Only the pictures are omitted; repeat all other data exactly.
┌─ Records for processing
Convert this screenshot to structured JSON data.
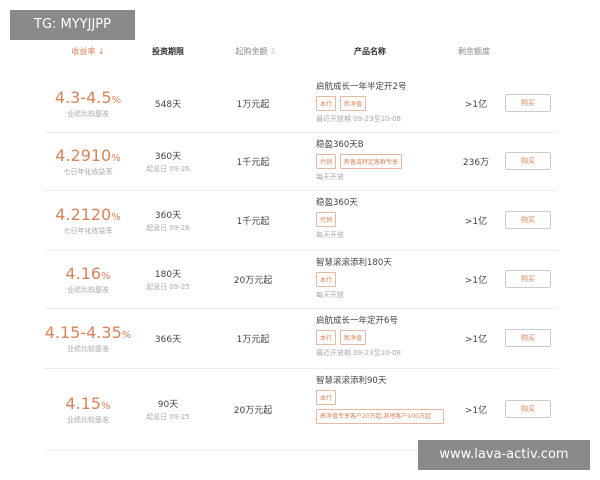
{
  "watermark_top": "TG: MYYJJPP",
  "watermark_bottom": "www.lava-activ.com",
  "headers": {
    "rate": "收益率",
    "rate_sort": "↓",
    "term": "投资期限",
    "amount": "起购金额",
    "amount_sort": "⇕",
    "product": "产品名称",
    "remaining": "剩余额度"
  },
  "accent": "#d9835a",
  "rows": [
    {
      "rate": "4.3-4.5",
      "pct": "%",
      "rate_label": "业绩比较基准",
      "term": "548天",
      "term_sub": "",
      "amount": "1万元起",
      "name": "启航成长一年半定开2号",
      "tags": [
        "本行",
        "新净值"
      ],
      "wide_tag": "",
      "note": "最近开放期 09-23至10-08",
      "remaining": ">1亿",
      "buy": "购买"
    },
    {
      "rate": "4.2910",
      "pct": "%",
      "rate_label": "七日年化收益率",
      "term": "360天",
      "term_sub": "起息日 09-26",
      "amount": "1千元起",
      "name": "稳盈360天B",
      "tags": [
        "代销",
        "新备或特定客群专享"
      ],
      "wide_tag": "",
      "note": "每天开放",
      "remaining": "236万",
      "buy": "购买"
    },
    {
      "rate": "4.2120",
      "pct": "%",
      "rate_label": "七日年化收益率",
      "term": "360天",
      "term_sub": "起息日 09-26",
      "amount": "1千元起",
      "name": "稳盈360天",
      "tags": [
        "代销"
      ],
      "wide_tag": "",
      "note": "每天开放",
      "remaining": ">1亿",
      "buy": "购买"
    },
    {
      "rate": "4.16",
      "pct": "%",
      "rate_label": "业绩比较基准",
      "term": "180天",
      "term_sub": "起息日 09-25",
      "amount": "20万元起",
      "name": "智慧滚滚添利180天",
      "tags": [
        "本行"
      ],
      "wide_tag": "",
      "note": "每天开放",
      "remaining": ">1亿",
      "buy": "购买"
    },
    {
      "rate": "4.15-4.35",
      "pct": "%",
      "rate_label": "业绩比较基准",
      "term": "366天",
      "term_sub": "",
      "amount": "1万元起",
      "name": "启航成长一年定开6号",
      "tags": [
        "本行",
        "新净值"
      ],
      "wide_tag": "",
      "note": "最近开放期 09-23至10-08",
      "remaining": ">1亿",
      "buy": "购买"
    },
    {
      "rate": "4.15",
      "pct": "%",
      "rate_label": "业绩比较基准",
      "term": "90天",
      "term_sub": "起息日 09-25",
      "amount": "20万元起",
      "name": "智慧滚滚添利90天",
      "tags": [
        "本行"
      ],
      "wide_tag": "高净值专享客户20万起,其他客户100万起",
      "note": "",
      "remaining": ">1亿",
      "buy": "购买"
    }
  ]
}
└─
- Solved exercise
Convert this screenshot to structured JSON data.
{
  "watermark_top": "TG: MYYJJPP",
  "watermark_bottom": "www.lava-activ.com",
  "headers": {
    "rate": "收益率",
    "rate_sort": "↓",
    "term": "投资期限",
    "amount": "起购金额",
    "amount_sort": "⇕",
    "product": "产品名称",
    "remaining": "剩余额度"
  },
  "accent": "#d9835a",
  "rows": [
    {
      "rate": "4.3-4.5",
      "pct": "%",
      "rate_label": "业绩比较基准",
      "term": "548天",
      "term_sub": "",
      "amount": "1万元起",
      "name": "启航成长一年半定开2号",
      "tags": [
        "本行",
        "新净值"
      ],
      "wide_tag": "",
      "note": "最近开放期 09-23至10-08",
      "remaining": ">1亿",
      "buy": "购买"
    },
    {
      "rate": "4.2910",
      "pct": "%",
      "rate_label": "七日年化收益率",
      "term": "360天",
      "term_sub": "起息日 09-26",
      "amount": "1千元起",
      "name": "稳盈360天B",
      "tags": [
        "代销",
        "新备或特定客群专享"
      ],
      "wide_tag": "",
      "note": "每天开放",
      "remaining": "236万",
      "buy": "购买"
    },
    {
      "rate": "4.2120",
      "pct": "%",
      "rate_label": "七日年化收益率",
      "term": "360天",
      "term_sub": "起息日 09-26",
      "amount": "1千元起",
      "name": "稳盈360天",
      "tags": [
        "代销"
      ],
      "wide_tag": "",
      "note": "每天开放",
      "remaining": ">1亿",
      "buy": "购买"
    },
    {
      "rate": "4.16",
      "pct": "%",
      "rate_label": "业绩比较基准",
      "term": "180天",
      "term_sub": "起息日 09-25",
      "amount": "20万元起",
      "name": "智慧滚滚添利180天",
      "tags": [
        "本行"
      ],
      "wide_tag": "",
      "note": "每天开放",
      "remaining": ">1亿",
      "buy": "购买"
    },
    {
      "rate": "4.15-4.35",
      "pct": "%",
      "rate_label": "业绩比较基准",
      "term": "366天",
      "term_sub": "",
      "amount": "1万元起",
      "name": "启航成长一年定开6号",
      "tags": [
        "本行",
        "新净值"
      ],
      "wide_tag": "",
      "note": "最近开放期 09-23至10-08",
      "remaining": ">1亿",
      "buy": "购买"
    },
    {
      "rate": "4.15",
      "pct": "%",
      "rate_label": "业绩比较基准",
      "term": "90天",
      "term_sub": "起息日 09-25",
      "amount": "20万元起",
      "name": "智慧滚滚添利90天",
      "tags": [
        "本行"
      ],
      "wide_tag": "高净值专享客户20万起,其他客户100万起",
      "note": "",
      "remaining": ">1亿",
      "buy": "购买"
    }
  ]
}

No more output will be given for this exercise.